Task goal — Extract every line from the entries below and repeat each one word for word.

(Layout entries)
=-=-=-=-=

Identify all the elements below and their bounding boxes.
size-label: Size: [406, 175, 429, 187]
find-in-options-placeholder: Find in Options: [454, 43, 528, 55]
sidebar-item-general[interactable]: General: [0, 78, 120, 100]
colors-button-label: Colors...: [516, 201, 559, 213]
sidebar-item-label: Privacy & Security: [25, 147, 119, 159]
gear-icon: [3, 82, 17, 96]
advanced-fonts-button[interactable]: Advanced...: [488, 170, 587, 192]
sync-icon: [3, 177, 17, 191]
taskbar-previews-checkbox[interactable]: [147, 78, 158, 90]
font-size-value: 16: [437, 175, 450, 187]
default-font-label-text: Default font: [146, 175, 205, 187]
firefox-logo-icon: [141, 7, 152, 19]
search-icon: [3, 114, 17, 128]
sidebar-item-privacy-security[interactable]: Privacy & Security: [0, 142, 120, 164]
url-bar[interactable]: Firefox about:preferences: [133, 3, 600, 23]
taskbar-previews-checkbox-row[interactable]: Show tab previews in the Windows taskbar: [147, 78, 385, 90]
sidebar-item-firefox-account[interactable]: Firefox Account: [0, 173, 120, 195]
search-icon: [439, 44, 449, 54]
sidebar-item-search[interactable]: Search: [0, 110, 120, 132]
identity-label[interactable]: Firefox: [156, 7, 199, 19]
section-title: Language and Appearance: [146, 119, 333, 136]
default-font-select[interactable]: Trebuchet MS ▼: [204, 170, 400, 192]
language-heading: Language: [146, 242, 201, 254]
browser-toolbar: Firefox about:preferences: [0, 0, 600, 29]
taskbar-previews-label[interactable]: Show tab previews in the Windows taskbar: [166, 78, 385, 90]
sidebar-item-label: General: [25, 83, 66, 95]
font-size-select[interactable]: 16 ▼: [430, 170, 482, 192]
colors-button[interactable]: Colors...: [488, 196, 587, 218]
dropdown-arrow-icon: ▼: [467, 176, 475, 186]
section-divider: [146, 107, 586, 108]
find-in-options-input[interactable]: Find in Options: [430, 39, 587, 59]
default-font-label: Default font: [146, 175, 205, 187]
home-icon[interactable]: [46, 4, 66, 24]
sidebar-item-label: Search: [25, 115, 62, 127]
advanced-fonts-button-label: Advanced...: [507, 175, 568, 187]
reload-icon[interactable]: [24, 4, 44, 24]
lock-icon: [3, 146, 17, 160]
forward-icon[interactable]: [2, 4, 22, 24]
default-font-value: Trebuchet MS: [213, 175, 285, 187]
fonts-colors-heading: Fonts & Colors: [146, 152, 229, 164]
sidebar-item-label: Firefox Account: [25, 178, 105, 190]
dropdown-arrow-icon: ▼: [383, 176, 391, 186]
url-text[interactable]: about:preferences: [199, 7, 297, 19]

=-=-=-=-=

Solution for this task —
Identify all the elements below and their bounding boxes.
size-label: Size: [406, 175, 429, 187]
find-in-options-placeholder: Find in Options: [454, 43, 528, 55]
sidebar-item-general[interactable]: General: [0, 78, 120, 100]
colors-button-label: Colors...: [516, 201, 559, 213]
sidebar-item-label: Privacy & Security: [25, 147, 119, 159]
gear-icon: [3, 82, 17, 96]
advanced-fonts-button[interactable]: Advanced...: [488, 170, 587, 192]
sync-icon: [3, 177, 17, 191]
taskbar-previews-checkbox[interactable]: [147, 78, 158, 90]
font-size-value: 16: [437, 175, 450, 187]
default-font-label-text: Default font: [146, 175, 205, 187]
firefox-logo-icon: [141, 7, 152, 19]
search-icon: [3, 114, 17, 128]
sidebar-item-privacy-security[interactable]: Privacy & Security: [0, 142, 120, 164]
url-bar[interactable]: Firefox about:preferences: [133, 3, 600, 23]
taskbar-previews-checkbox-row[interactable]: Show tab previews in the Windows taskbar: [147, 78, 385, 90]
sidebar-item-firefox-account[interactable]: Firefox Account: [0, 173, 120, 195]
search-icon: [439, 44, 449, 54]
sidebar-item-search[interactable]: Search: [0, 110, 120, 132]
identity-label[interactable]: Firefox: [156, 7, 199, 19]
section-title: Language and Appearance: [146, 119, 333, 136]
default-font-select[interactable]: Trebuchet MS ▼: [204, 170, 400, 192]
language-heading: Language: [146, 242, 201, 254]
browser-toolbar: Firefox about:preferences: [0, 0, 600, 29]
taskbar-previews-label[interactable]: Show tab previews in the Windows taskbar: [166, 78, 385, 90]
sidebar-item-label: General: [25, 83, 66, 95]
font-size-select[interactable]: 16 ▼: [430, 170, 482, 192]
colors-button[interactable]: Colors...: [488, 196, 587, 218]
dropdown-arrow-icon: ▼: [467, 176, 475, 186]
section-divider: [146, 107, 586, 108]
find-in-options-input[interactable]: Find in Options: [430, 39, 587, 59]
default-font-label: Default font: [146, 175, 205, 187]
home-icon[interactable]: [46, 4, 66, 24]
sidebar-item-label: Search: [25, 115, 62, 127]
advanced-fonts-button-label: Advanced...: [507, 175, 568, 187]
reload-icon[interactable]: [24, 4, 44, 24]
lock-icon: [3, 146, 17, 160]
forward-icon[interactable]: [2, 4, 22, 24]
default-font-value: Trebuchet MS: [213, 175, 285, 187]
fonts-colors-heading: Fonts & Colors: [146, 152, 229, 164]
sidebar-item-label: Firefox Account: [25, 178, 105, 190]
dropdown-arrow-icon: ▼: [383, 176, 391, 186]
url-text[interactable]: about:preferences: [199, 7, 297, 19]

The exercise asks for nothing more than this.